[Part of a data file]
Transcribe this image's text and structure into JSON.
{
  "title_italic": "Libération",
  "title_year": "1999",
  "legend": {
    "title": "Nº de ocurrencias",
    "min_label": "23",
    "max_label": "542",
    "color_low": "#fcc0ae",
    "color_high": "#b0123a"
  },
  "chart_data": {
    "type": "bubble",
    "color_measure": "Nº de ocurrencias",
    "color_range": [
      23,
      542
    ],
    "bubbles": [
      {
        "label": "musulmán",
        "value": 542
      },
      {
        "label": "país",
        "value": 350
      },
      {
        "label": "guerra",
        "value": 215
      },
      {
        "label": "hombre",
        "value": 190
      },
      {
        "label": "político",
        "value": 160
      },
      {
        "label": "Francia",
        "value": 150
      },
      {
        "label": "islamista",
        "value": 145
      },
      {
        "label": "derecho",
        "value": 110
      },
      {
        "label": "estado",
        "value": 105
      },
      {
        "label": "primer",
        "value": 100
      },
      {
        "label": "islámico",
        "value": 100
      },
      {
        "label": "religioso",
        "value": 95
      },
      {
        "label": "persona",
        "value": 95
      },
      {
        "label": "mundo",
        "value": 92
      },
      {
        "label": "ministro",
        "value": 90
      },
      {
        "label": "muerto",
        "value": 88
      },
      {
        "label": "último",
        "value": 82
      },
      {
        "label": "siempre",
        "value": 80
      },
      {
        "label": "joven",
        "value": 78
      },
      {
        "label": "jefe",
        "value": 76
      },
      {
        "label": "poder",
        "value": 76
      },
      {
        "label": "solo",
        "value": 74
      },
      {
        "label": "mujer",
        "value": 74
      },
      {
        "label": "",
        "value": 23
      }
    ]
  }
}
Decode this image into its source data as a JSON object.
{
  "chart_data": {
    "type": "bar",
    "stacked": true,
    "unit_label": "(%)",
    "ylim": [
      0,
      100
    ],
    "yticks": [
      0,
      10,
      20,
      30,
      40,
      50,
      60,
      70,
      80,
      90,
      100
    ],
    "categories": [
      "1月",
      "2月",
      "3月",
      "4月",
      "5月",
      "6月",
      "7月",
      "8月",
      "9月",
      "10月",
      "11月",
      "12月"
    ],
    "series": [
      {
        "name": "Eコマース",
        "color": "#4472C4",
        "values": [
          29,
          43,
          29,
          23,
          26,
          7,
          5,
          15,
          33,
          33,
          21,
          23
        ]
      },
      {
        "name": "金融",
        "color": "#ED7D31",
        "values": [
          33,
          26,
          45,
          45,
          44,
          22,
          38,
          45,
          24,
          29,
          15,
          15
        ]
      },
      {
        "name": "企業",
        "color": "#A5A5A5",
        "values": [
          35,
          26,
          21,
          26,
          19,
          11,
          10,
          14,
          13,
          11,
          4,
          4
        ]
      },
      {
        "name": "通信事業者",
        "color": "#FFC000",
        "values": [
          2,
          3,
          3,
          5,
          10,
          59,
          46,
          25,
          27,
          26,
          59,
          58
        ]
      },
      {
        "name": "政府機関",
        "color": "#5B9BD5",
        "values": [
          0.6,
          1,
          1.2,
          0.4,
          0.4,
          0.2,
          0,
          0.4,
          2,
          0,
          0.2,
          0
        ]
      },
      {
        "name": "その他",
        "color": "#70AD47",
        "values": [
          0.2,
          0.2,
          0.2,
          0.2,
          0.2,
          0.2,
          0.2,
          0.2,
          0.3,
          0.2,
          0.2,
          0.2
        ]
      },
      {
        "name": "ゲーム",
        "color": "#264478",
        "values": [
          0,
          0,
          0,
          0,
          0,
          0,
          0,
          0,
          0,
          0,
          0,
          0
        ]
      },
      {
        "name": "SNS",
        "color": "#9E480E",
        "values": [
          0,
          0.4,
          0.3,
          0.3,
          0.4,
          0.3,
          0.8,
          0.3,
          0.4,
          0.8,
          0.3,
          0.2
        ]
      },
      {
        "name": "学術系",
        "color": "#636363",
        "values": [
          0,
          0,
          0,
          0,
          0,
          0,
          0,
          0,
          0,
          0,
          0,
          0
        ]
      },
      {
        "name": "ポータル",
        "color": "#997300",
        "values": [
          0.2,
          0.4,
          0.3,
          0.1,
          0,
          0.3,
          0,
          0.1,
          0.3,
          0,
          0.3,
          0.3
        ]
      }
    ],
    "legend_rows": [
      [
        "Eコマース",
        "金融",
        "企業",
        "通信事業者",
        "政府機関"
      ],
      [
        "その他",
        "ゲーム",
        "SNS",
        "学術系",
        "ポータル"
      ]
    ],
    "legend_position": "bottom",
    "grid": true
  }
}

> _WHAT YOU ARE ASKED TO DO_
Pick out the lines above that hold the string "name" and show them.

> _WRITTEN RESPONSE_
        "name": "Eコマース",
        "name": "金融",
        "name": "企業",
        "name": "通信事業者",
        "name": "政府機関",
        "name": "その他",
        "name": "ゲーム",
        "name": "SNS",
        "name": "学術系",
        "name": "ポータル",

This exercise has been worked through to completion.